SET OF TASKS -
(A) In the in vitro toxicology post, reproduce everything from "However, the technical" down to "a biomimetic model?", replacing "biomimetic" with "lifelike".
(B) Decide whether each statement agrees with the in vitro toxicology post, answering yes or no and quoting the deciding words of the post. (i) The post is part of a three-part blog series. (ii) Enabling high-throughput studies is among the advantages of in vitro assays named in the post. (iii) Most information about the potential toxicity of new substances comes from tests on human cells.
(C) Answer these questions from the in vitro toxicology post:
(i) Which report is given as an example that outlines the technical advantages of in vitro assays?
(ii) In which two kinds of structure may the mammalian cells be cultured?
(iii) What is Maureen Bunger's position?

SELECTED TEXT -
==*==
In Vitro Toxicology Testing: The Barriers to Progression and Adoption
Blog Oct 16, 2017 | By Maureen Bunger, Product Manager for ADME-Tox and Hepatocytes, Lonza
© Lonza, Basel, Switzerland.
Toxicity tests are important to ensure that newly developed substances, such as therapeutic drugs, agricultural chemicals, and food additives, are safe for us to use. The vast majority of information about the potential toxicity of these substances comes from using animal models, but these tend to have significant limitations when translating them to human risk assessment. Although some basic toxicity testing using human cells in vitro is already a conventional method, many toxicologists envision that more sophisticated in vitro analyses using human-based cell models can be both more predictive of human health outcomes, as well as more time and cost-effective.
Although these cell model systems may be able to perform better than current animal models and improve our ability to predict toxicity in humans, there are still many challenges involved in developing them. In this two-part blog series, we explore what these challenges are, and how we can overcome them to encourage further progression and adoption of in vitro toxicity testing.
In vitro assays for toxicity testing
In vitro toxicity analysis involves applying new substances to mammalian cells that have been cultured in either monolayer 2D or biomimetic 3D structures, and monitoring their subsequent biochemical and phenotypic responses to identify one that represents toxic outcomes.
In vitro assays bring a number of technical advantages to the conventional method of testing substances on animal models, as outlined, for example, in the 2007 US National Research Council (NRC) report. These advantages include: the ability to elucidate cellular-response networks and toxicity pathways; the use of concentrations relative to human exposure; and enabling high-throughput studies. In vitro 3D cultures that produce biomimetic models have been widely hailed as an advanced screening method by showing how substances influence in vivo cellular interactions.
However, the technical challenges involved in creating a truly biomimetic cell culture system are still confounded by the simple question: what exactly constitutes a biomimetic model?
==*==
DATASET CONTENT -
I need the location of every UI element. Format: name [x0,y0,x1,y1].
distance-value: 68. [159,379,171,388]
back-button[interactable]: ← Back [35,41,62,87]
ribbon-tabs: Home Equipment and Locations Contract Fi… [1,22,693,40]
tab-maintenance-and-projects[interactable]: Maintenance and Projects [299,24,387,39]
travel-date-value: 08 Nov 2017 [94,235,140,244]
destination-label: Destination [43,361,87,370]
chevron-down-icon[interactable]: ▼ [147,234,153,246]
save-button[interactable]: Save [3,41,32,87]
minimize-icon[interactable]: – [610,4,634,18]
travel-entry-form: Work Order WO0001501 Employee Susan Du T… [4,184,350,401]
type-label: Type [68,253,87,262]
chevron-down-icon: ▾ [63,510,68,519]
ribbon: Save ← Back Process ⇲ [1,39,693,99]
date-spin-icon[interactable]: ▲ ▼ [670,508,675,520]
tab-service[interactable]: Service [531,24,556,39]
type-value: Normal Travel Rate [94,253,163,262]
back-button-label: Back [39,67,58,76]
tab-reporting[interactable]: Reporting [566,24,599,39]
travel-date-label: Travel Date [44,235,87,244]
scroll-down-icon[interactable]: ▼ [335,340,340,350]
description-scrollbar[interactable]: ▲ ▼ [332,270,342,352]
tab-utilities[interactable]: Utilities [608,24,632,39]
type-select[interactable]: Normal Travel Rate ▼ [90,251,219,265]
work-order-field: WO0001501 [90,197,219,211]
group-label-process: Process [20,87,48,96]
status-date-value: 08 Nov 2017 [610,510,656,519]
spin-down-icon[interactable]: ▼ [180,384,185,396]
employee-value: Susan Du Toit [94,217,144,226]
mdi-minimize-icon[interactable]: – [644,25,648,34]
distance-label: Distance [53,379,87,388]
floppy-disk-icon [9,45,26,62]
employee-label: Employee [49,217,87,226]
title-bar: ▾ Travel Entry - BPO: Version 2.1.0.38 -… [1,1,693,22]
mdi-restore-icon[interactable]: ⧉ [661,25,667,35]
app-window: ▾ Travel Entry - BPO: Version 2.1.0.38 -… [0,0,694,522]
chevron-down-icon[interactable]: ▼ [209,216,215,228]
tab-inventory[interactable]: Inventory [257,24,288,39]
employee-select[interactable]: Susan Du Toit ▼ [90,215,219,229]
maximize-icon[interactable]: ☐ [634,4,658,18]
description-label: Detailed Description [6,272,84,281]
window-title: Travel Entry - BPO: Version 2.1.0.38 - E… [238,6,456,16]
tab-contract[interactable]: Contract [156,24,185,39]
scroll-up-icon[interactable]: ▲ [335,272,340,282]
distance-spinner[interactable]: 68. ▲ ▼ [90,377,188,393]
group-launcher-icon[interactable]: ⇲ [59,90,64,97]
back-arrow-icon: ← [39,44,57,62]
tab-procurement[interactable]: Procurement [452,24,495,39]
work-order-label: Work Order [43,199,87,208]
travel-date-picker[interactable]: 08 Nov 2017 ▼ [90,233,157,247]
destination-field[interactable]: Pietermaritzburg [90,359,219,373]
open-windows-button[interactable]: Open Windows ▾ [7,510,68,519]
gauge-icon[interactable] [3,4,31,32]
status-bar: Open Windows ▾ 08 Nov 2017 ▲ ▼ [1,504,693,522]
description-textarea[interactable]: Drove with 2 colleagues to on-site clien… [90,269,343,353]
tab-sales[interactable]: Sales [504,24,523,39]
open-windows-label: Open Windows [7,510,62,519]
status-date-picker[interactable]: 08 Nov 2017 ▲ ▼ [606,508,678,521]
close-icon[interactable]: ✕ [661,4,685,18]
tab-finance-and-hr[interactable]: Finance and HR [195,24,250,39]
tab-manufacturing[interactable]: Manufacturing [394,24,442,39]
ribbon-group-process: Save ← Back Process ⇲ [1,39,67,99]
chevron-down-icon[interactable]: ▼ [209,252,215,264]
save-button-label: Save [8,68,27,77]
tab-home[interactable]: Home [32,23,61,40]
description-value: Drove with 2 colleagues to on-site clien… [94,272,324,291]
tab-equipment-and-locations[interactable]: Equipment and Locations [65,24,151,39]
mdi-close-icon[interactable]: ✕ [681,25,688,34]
==*==
ANSWERS PER TASK -
(A)
However, the technical challenges involved in creating a truly lifelike cell culture system are still confounded by the simple question: what exactly constitutes a lifelike model?

(B)
(i) No: "In this two-part blog series"
(ii) Yes: "and enabling high-throughput studies"
(iii) No: "The vast majority of information about the potential toxicity of these substances comes from using animal models"

(C)
(i) The 2007 US National Research Council (NRC) report.
(ii) Monolayer 2D or biomimetic 3D structures.
(iii) Product Manager for ADME-Tox and Hepatocytes, Lonza.